- Задача 1:
Выпишите из записей все строки, в которых встречается слово «Text».

- Текст:
===============
#  > > >  >  > Форум >  > > >  >  > Контакты >  > > >  >  > Буддизм в странах >  > > >  >  > Израиль >  > > >  >  >  Сангха в Израиле?

## deitch

Друзья, имеется ли у кого-нибудь достоверная информация о сангхе в Израиле? Я живу в Хайфе, у меня есть данные о существовании в моем городе двух групп - одна из них - последователи Нидала (и мне почему-то не особенно хочется с этим связываться), другая - дзен (и тут, кажется, тоже ничего серьезного)

----------


## Банзай

А что значит "серьезно"?
На сколько мне известно Кван Ум в Тель Авиве, копни в нэте - найдешь.

----------


## deitch

А что такое "Кван Ум"?

----------


## Банзай

Школа дзэн.
Посмотри, у них где-то здесь и сайт есть.

----------


## deitch

Спасибо

----------


## Торчинов

Кван Ум (корейск.) -- тоже, что по-китайски Гуань-инь (японск. Каннон), т.е. женская ипостась Авалокитешвары. А в качестве название -- международная дзэнская организация корейского происхождения.

----------


## Борис

А в каких она (организация, конечно, а не Гуань-Инь  :Smilie:  ) взаимоотношениях с Орденом Чоге? Входит в него?

----------


## Торчинов

Я точно не знаю. По-моему, она более мирская, что ли. Типа общественной буддийской организации. Чоге -- корейское чтение одного из прозваний Шестого Патриарха Чань Хуэй-нэна. Собственно, "школа Хуэй-нэна".

----------


## Слава Эркин

Здравствуйте. Хочу рассказать, что в Израиле работает сангха, под руководством русскоговорящего Учителя. Для интересующихся оставляю адрес сайта ,по матерьялам которого можно попробовть разобраться чем живёт сангха. w.w.w.dharma-wheel.com
                                                                      Пусть Будет Благо!

----------


## Топпер

А русскоговорящий учитель то кто?

----------
===============
(Записи размеченных областей)
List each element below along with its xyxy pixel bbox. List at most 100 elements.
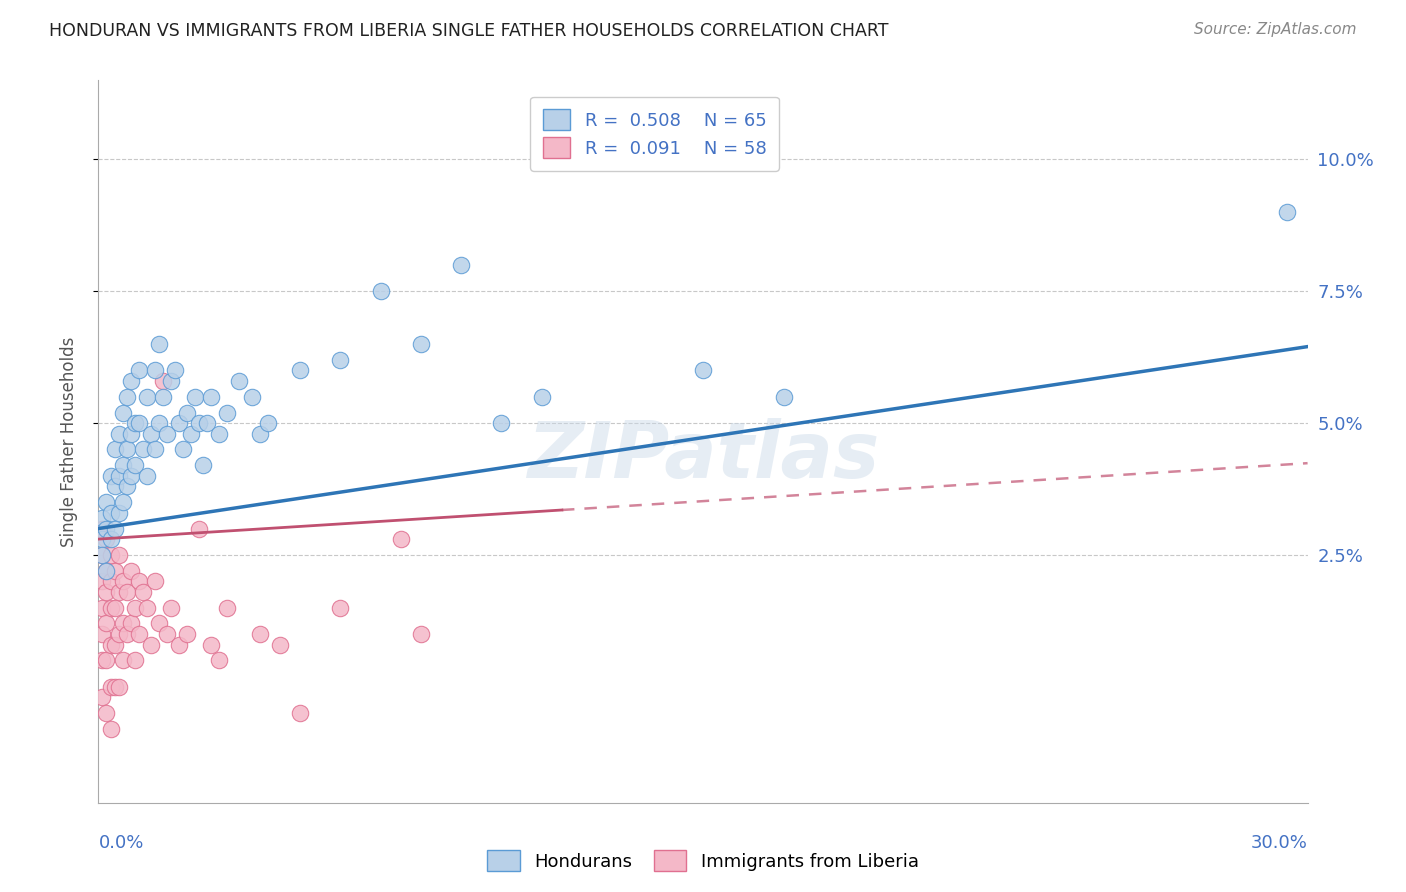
Point [124,416,146,430]
Point [103,442,125,457]
Point [148,337,170,351]
Point [100,506,122,520]
Point [103,600,125,615]
Point [91,511,114,525]
Point [329,352,352,367]
Point [120,468,142,483]
Point [128,363,150,377]
Point [228,374,250,388]
Point [96,522,118,536]
Point [156,426,179,441]
Point [249,627,271,641]
Point [139,638,162,652]
Point [772,390,794,404]
Point [152,390,174,404]
Point [96,616,118,631]
Point [91,600,114,615]
Point [124,600,146,615]
Point [180,426,202,441]
Point [176,405,198,419]
Point [148,416,170,430]
Point [100,600,122,615]
Y-axis label: Single Father Households: Single Father Households [59,336,77,547]
Point [156,627,179,641]
Point [163,363,186,377]
Point [107,585,129,599]
Point [240,390,263,404]
Point [167,416,190,430]
Point [167,638,190,652]
Point [132,442,155,457]
Point [249,426,271,441]
Point [100,532,122,546]
Point [111,616,134,631]
Point [100,468,122,483]
Point [107,627,129,641]
Point [91,574,114,589]
Point [128,574,150,589]
Point [111,653,134,667]
Point [128,416,150,430]
Point [128,627,150,641]
Point [208,426,231,441]
Point [100,574,122,589]
Point [188,416,211,430]
Point [96,495,118,509]
Point [176,627,198,641]
Point [195,416,218,430]
Point [107,468,129,483]
Point [120,426,142,441]
Point [148,616,170,631]
Point [409,337,432,351]
Point [91,653,114,667]
Point [135,600,157,615]
Point [124,458,146,473]
Point [491,416,513,430]
Point [107,548,129,562]
Point [143,574,166,589]
Legend: Hondurans, Immigrants from Liberia: Hondurans, Immigrants from Liberia [479,843,927,879]
Point [115,585,138,599]
Point [329,600,352,615]
Point [120,616,142,631]
Point [96,653,118,667]
Point [135,468,157,483]
Point [188,522,211,536]
Text: 0.0%: 0.0% [98,834,143,853]
Point [217,600,239,615]
Point [530,390,553,404]
Point [172,442,194,457]
Point [115,627,138,641]
Point [120,564,142,578]
Point [208,653,231,667]
Point [100,680,122,694]
Point [96,532,118,546]
Point [389,532,412,546]
Point [103,564,125,578]
Point [115,479,138,493]
Point [139,426,162,441]
Point [370,284,392,298]
Point [103,638,125,652]
Point [96,585,118,599]
Point [193,458,215,473]
Point [111,495,134,509]
Point [450,258,472,272]
Point [107,680,129,694]
Point [217,405,239,419]
Point [91,548,114,562]
Point [256,416,278,430]
Point [91,522,114,536]
Point [100,638,122,652]
Point [103,479,125,493]
Point [107,506,129,520]
Point [115,390,138,404]
Point [120,374,142,388]
Point [91,548,114,562]
Point [111,405,134,419]
Point [143,363,166,377]
Point [100,722,122,736]
Point [692,363,714,377]
Text: HONDURAN VS IMMIGRANTS FROM LIBERIA SINGLE FATHER HOUSEHOLDS CORRELATION CHART: HONDURAN VS IMMIGRANTS FROM LIBERIA SING… [49,22,889,40]
Point [184,390,207,404]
===============
- Задача 2:
Переведите на английский язык предложение из ветки о сангхе в Израиле: «Чоге -- корейское чтение одного из прозваний Шестого Патриарха Чань Хуэй-нэна.»

- Ответ 1:
Text: 0.0%: 0.0% [98,834,143,853]
Text: HONDURAN VS IMMIGRANTS FROM LIBERIA SINGLE FATHER HOUSEHOLDS CORRELATION CHART: HONDURAN VS IMMIGRANTS FROM LIBERIA SING… [49,22,889,40]

- Ответ 2:
Chogye is the Korean reading of one of the names of the Sixth Patriarch of Chan, Huineng.